*Given information*:

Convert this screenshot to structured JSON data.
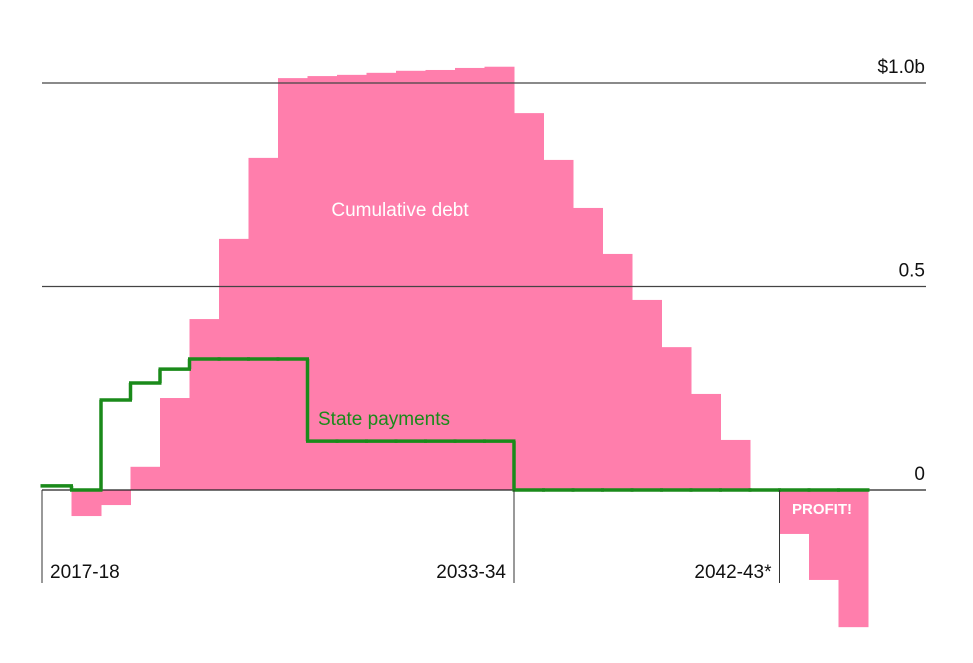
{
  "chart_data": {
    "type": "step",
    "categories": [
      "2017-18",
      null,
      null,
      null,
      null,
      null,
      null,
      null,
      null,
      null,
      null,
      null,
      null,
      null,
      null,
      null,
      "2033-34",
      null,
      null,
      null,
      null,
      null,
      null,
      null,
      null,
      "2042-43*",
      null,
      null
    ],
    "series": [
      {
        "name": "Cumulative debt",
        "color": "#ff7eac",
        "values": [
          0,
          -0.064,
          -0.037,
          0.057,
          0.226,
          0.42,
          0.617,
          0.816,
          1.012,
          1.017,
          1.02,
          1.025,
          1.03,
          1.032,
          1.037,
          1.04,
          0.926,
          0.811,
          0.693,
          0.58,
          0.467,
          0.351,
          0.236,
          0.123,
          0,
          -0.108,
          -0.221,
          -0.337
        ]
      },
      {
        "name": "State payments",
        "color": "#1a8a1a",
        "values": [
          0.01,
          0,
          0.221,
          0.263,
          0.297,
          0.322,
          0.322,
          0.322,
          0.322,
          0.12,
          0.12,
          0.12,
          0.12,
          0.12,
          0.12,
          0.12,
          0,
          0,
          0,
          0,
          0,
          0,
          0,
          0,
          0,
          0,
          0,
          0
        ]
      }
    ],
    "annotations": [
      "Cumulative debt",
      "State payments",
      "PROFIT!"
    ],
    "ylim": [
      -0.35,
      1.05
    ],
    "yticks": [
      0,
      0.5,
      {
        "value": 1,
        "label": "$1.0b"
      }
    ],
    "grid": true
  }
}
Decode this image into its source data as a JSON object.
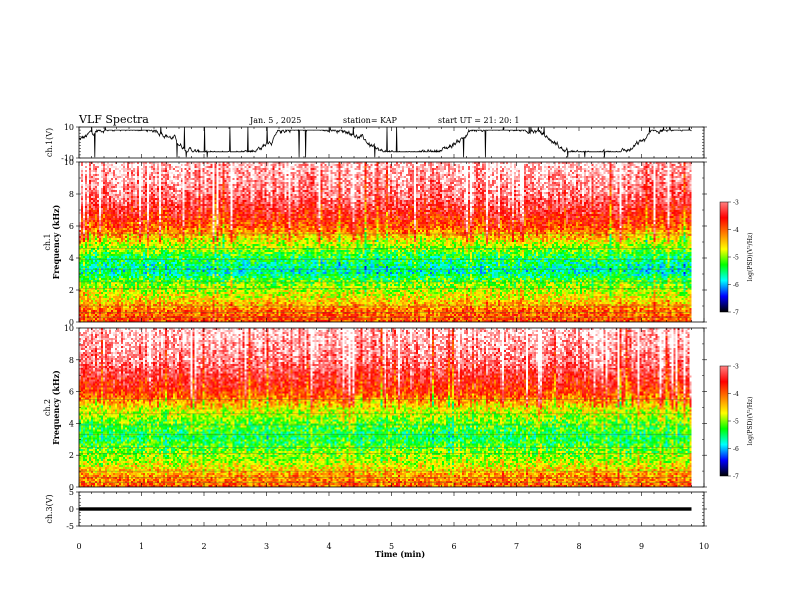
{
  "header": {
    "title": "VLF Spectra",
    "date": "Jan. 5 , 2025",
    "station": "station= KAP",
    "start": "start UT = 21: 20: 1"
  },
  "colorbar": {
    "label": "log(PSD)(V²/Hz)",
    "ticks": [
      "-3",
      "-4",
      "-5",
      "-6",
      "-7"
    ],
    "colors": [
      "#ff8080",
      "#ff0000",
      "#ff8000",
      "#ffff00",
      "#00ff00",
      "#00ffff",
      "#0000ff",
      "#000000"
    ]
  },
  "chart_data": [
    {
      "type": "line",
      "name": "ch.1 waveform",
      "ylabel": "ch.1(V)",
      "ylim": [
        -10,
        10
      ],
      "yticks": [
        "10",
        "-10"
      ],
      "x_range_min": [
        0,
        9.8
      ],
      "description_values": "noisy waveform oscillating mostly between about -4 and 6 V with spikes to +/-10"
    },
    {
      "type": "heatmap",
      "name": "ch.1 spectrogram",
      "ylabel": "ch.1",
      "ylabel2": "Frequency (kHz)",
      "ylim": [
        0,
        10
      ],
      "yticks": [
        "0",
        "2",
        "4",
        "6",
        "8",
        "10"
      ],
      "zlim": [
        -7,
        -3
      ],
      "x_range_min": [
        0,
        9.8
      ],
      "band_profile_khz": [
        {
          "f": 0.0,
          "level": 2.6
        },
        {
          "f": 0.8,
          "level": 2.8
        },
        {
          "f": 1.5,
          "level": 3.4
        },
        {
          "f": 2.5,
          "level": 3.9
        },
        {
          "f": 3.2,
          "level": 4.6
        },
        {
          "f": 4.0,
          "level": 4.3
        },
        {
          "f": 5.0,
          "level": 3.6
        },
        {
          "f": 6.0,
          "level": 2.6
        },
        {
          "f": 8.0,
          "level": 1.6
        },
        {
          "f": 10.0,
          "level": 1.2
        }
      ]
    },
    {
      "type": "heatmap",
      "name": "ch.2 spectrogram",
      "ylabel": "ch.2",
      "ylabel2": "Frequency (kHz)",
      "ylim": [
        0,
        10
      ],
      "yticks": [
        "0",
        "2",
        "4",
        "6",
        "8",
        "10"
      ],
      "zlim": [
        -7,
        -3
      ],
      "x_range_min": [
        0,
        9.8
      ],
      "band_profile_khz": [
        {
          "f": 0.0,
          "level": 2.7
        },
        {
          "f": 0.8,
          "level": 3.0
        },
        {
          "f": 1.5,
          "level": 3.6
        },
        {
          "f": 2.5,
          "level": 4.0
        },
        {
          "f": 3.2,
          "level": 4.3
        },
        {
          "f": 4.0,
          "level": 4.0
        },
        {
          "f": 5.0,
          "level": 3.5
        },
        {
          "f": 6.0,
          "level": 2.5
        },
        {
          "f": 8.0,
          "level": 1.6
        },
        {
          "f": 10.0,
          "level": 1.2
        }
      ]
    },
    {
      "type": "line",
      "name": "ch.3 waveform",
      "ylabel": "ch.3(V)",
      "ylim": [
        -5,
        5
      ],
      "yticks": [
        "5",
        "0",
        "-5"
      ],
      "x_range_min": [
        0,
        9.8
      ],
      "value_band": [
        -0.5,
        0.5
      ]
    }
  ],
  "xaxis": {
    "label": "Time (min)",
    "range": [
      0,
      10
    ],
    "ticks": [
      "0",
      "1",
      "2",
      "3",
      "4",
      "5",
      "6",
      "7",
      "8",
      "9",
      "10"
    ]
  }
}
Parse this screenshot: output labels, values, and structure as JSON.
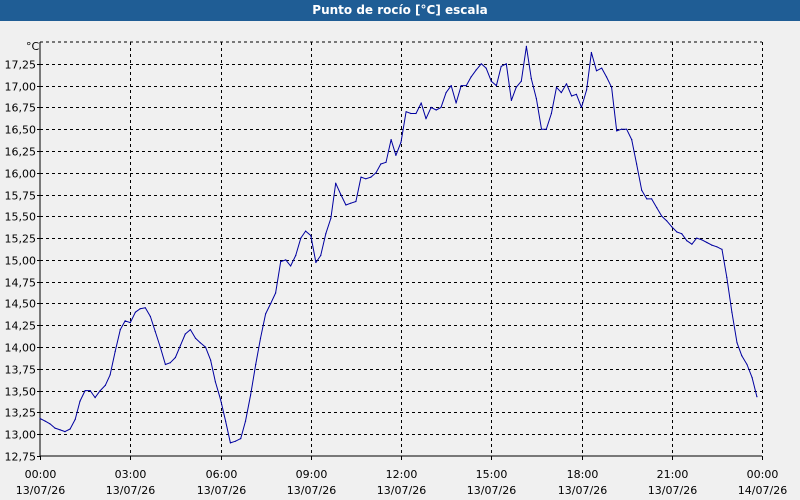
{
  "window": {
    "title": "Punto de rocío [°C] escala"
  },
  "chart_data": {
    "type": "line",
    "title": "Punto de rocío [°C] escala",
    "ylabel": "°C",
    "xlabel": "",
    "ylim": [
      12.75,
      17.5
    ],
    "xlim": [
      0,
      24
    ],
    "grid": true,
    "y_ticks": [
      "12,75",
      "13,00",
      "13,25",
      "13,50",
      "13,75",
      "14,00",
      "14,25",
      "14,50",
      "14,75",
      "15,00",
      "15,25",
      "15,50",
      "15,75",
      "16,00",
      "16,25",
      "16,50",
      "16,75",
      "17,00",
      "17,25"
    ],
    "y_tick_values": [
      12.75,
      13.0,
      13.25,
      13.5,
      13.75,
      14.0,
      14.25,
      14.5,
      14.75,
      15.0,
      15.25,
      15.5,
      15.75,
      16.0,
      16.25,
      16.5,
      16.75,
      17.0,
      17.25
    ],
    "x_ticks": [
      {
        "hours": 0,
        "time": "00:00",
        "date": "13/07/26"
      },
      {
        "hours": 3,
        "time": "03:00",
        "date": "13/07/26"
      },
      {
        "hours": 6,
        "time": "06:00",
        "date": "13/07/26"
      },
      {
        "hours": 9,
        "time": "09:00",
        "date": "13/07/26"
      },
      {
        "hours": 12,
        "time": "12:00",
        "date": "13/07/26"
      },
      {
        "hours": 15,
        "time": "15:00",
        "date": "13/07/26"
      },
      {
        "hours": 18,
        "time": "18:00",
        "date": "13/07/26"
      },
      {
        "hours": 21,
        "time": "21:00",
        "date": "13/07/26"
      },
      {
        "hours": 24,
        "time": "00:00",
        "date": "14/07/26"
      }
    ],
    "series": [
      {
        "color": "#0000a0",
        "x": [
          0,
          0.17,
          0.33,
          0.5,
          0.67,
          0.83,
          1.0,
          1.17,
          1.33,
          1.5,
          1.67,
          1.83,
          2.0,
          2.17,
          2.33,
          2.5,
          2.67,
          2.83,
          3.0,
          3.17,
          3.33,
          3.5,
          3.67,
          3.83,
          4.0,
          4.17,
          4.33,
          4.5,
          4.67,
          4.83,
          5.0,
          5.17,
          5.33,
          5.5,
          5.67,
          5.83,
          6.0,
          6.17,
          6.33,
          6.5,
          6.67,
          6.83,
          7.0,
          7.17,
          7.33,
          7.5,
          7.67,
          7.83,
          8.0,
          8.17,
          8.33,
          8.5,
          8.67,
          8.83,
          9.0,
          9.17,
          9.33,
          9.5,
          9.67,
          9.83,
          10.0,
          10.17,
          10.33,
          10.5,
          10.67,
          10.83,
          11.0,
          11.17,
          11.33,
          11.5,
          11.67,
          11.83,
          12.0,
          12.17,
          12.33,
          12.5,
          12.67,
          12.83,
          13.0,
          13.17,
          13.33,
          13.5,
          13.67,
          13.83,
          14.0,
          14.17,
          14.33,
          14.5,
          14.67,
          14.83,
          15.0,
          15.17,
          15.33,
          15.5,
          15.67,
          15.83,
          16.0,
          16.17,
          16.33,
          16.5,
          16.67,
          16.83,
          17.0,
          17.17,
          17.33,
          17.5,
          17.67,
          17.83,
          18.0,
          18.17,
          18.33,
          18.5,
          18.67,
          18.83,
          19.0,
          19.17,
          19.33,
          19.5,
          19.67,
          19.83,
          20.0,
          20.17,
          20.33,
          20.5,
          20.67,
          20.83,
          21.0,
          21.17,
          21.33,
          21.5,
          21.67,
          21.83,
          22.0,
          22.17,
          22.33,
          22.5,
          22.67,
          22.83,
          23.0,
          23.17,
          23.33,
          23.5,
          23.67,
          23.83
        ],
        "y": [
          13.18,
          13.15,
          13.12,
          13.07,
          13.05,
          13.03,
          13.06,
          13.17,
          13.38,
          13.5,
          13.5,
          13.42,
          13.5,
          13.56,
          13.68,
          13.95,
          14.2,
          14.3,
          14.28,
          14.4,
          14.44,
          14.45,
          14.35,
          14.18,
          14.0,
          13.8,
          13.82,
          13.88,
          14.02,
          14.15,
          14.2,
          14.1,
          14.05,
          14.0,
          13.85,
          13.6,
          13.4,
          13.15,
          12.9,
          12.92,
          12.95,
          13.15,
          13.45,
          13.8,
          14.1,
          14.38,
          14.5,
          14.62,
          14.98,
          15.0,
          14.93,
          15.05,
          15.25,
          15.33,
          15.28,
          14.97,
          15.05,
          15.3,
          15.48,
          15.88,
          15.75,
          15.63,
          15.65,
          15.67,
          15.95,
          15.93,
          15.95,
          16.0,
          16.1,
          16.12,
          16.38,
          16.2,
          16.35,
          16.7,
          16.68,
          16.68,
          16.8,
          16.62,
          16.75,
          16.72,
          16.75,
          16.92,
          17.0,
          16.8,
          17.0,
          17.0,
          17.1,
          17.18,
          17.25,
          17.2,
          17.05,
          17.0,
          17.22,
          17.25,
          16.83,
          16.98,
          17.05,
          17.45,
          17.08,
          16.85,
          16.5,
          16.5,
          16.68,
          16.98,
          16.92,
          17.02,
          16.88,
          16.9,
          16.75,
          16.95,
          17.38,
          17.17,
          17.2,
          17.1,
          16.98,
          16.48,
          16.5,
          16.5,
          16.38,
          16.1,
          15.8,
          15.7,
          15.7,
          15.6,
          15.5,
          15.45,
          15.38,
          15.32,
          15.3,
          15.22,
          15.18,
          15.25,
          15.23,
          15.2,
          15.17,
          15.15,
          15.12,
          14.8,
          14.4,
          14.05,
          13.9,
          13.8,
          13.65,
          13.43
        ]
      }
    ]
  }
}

*Goal of the exercise*: Count the lines that include the word "Cumulative" and state the result as a bare number.

*Finished answer*: 2